**STATED TASK:** List every line of the records below as a numbered list, leaving out any blank lines.

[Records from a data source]
--- Begin ---

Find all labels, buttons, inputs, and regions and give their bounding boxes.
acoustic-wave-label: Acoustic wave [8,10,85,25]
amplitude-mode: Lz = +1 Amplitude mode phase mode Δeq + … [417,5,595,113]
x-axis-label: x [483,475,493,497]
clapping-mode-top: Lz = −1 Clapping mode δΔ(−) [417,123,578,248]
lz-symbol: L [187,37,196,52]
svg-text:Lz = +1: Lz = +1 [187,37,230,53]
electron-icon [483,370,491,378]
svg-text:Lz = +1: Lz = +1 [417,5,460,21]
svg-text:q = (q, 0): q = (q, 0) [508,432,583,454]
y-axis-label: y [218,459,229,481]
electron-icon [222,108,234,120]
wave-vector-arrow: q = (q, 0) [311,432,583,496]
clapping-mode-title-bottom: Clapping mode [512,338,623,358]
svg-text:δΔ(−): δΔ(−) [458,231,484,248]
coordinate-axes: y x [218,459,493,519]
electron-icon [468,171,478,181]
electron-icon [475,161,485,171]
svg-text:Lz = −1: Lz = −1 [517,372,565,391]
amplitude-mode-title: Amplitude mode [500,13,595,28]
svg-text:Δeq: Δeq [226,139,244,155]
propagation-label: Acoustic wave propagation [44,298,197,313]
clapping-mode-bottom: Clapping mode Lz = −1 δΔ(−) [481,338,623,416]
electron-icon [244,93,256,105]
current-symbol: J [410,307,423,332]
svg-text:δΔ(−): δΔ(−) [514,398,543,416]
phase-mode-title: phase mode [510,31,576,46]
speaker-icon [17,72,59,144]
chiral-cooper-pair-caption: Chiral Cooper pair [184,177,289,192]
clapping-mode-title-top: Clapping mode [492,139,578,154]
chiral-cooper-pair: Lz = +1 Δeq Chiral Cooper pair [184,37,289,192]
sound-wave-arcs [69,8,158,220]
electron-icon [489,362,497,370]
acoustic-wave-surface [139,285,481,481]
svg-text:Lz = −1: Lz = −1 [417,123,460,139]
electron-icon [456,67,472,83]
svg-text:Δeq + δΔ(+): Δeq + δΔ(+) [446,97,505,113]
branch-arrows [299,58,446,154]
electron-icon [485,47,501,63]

--- End ---

**COMPLETED EXERCISE:**
1. Find all labels, buttons, inputs, and regions and give their bounding boxes.
2. acoustic-wave-label: Acoustic wave [8,10,85,25]
3. amplitude-mode: Lz = +1 Amplitude mode phase mode Δeq + … [417,5,595,113]
4. x-axis-label: x [483,475,493,497]
5. clapping-mode-top: Lz = −1 Clapping mode δΔ(−) [417,123,578,248]
6. lz-symbol: L [187,37,196,52]
7. svg-text:Lz = +1: Lz = +1 [187,37,230,53]
8. electron-icon [483,370,491,378]
9. svg-text:Lz = +1: Lz = +1 [417,5,460,21]
10. svg-text:q = (q, 0): q = (q, 0) [508,432,583,454]
11. y-axis-label: y [218,459,229,481]
12. electron-icon [222,108,234,120]
13. wave-vector-arrow: q = (q, 0) [311,432,583,496]
14. clapping-mode-title-bottom: Clapping mode [512,338,623,358]
15. svg-text:δΔ(−): δΔ(−) [458,231,484,248]
16. coordinate-axes: y x [218,459,493,519]
17. electron-icon [468,171,478,181]
18. electron-icon [475,161,485,171]
19. svg-text:Lz = −1: Lz = −1 [517,372,565,391]
20. amplitude-mode-title: Amplitude mode [500,13,595,28]
21. svg-text:Δeq: Δeq [226,139,244,155]
22. propagation-label: Acoustic wave propagation [44,298,197,313]
23. clapping-mode-bottom: Clapping mode Lz = −1 δΔ(−) [481,338,623,416]
24. electron-icon [244,93,256,105]
25. current-symbol: J [410,307,423,332]
26. svg-text:δΔ(−): δΔ(−) [514,398,543,416]
27. phase-mode-title: phase mode [510,31,576,46]
28. speaker-icon [17,72,59,144]
29. chiral-cooper-pair-caption: Chiral Cooper pair [184,177,289,192]
30. clapping-mode-title-top: Clapping mode [492,139,578,154]
31. chiral-cooper-pair: Lz = +1 Δeq Chiral Cooper pair [184,37,289,192]
32. sound-wave-arcs [69,8,158,220]
33. electron-icon [489,362,497,370]
34. acoustic-wave-surface [139,285,481,481]
35. svg-text:Lz = −1: Lz = −1 [417,123,460,139]
36. electron-icon [456,67,472,83]
37. svg-text:Δeq + δΔ(+): Δeq + δΔ(+) [446,97,505,113]
38. branch-arrows [299,58,446,154]
39. electron-icon [485,47,501,63]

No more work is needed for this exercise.